Testo fornito:
++++++
COSENZA Non c’è alcun dubbio che Giuseppe Ursino sia un dirigente competente ed esperto come pochi in cadetteria. Così come va riconosciuto nel suo carattere tendenzialmente riservato, al limite della timidezza e lontano anni luce dalle croniche polemiche e dai gossip quotidiani che avvolgono il mondo pallonaro bruzio, un alto grado di autorevolezza. A confermarlo sulle pagine del nostro giornale è stato un bravo dirigente con cui l’ex deus ex machina del Crotone ha collaboratore proprio nella città pitagorica: Giuseppe Mangiarano.
«Ursino caratterialmente è abituato a incidere all’interno del gruppo squadra e non esternamente», che tradotto significa: è il numero uno nel riportare la quiete negli spogliatoi più tormentati o in crisi nera, mentre quando c’è da parlare con il popolo per tranquillizzarlo e chiarire eventuali anomalie societarie, preferisce fare un passo indietro.
Il punto è che da un direttore generale degno di tale nome, figura che a Cosenza mancava da tempo immemorabile, ci si aspetterebbe altro. E quell’altro riguarda proprio i rapporti con la piazza. Ursino, almeno sulla carta, non è stato chiamato da Eugenio Guarascio, dopo tre anni di corte spietata, per fare ciò che in carriera ha sempre fatto, e cioè il direttore sportivo (per quel ruolo è sbarcato il riva al Crati il giovane e “rampante” Gennaro Delvecchio, etichetta, quest’ultima, affibbiatagli dallo stesso Ursino).
Il suo compito sarebbe quello di non tenere troppo distanti, con presenza fissa e aggettivi azzeccati, una proprietà tradizionalmente incapace (oltre che disinteressata) di comunicare con qualità e il popolo che dovrebbe servire. Invece nulla di tutto ciò è mai avvenuto. Dalla sua presentazione in pompa magna alla città (giorno in cui Guarascio è riapparso in grande stile davanti alla stampa locale per annunciare il riscatto oneroso di un calciatore – Tutino – che aveva già deciso di non tenere in rosa), il Cosenza calcio ha vissuto fasi complicate e destabilizzanti per se stesso e per l’ambiente, sulle quali non si è mai ritenuto di dover dare una spiegazione. E così i malumori si sono mescolati ai risultati inizialmente sorprendenti dei ragazzi di Massimiliano Alvini: dal caso mancata iscrizione al torneo di C della squadra femminile, a quello Tutino (riscattato con l’intento di rivenderlo al doppio della cifra, per poi svenderlo), dall’ennesima ricostruzione della rosa tecnicamente ed economicamente ridimensionata rispetto a un anno fa, fino ad arrivare al deferimento della società per il mancato versamento delle ritenute Irpef e dei contributi Inps tramutatosi poi nella penalizzazione di 4 punti in classifica, confermata pochi giorni fa. E poi ancora la vicenda degli steward dello stadio non retribuiti da quasi un anno (hanno annunciato una manifestazione in piazza e il Cosenza calcio si è visto costretto a organizzare un nuovo incontro) e le voci, più che solide, su mancati pagamenti ai fornitori. A sommarsi a tutto ciò si è scoperto, un po’ casualmente e un po’ no, che Guarascio (ri-uscito allo scoperto di recente solo per parlare di Champions League della serie B) è stato interdetto dalla carica di presidente e al suo posto, come amministratore unico, agisce Rita Scalise.
++++++
Dati forniti:

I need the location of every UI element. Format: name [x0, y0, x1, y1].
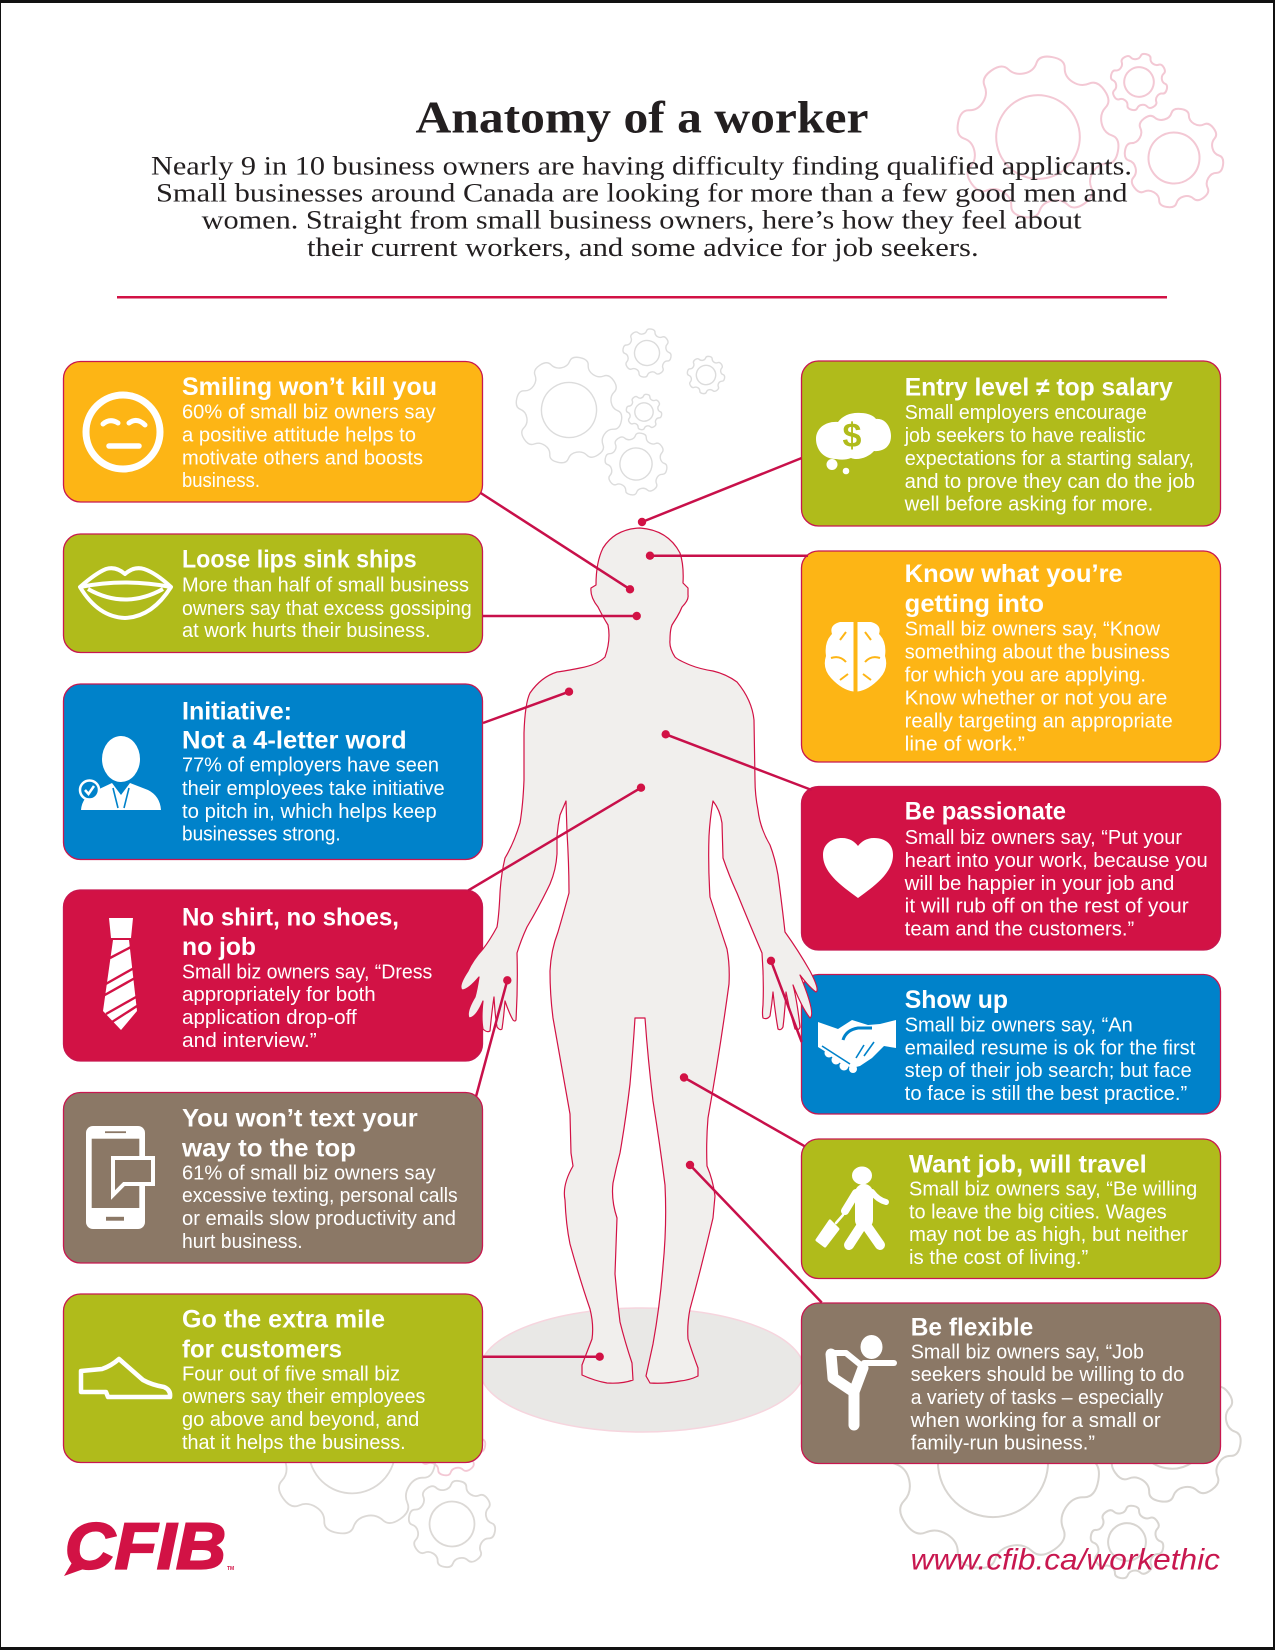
++++++
Compiti assegnati:
a: Elenchi tutte le persone citate per nome nell'articolo sul Cosenza calcio.
b: Riscriva in forma più concisa il paragrafo dell'articolo sul Cosenza calcio che inizia con «Il punto è che da un direttore generale», conservandone i fatti principali.
c: Fornisca il seguito dell'articolo sul Cosenza calcio, riprendendo dopo la sua ultima frase.
Per lo svolgimento delle attività non occorre consultare il materiale.

Risultati per compito:
a:
- Giuseppe Ursino
- Giuseppe Mangiarano
- Eugenio Guarascio
- Gennaro Delvecchio
- Tutino
- Massimiliano Alvini
- Rita Scalise

b: Da un vero direttore generale, figura che a Cosenza mancava da moltissimo tempo, ci si aspetterebbe soprattutto la cura dei rapporti con la piazza. Sulla carta, infatti, Eugenio Guarascio non ha chiamato Ursino, dopo tre anni di corteggiamento, per fare il direttore sportivo, ruolo da lui sempre ricoperto in carriera. Per quell'incarico è arrivato il giovane Gennaro Delvecchio, definito «rampante» dallo stesso Ursino.

c:
Negli ultimi giorni in città, soprattutto nei pensieri degli ultimi romantici del mondo pallonaro cosentino, pare si stia facendo largo, nuovamente, la preoccupazione che qualcosa nelle stanze dei bottoni di via Degli Stadi e Lamezia Terme non giri come dovrebbe, e le parole rilasciate dal sindaco Franz Caruso («arrivano segnali preoccupanti di una situazione economico-finanziaria non brillante») al Quotidiano del Sud, hanno finito per inasprire la tensione. Anche se lo stesso primo cittadino in quell’intervista ha parlato di voci e non di certezze.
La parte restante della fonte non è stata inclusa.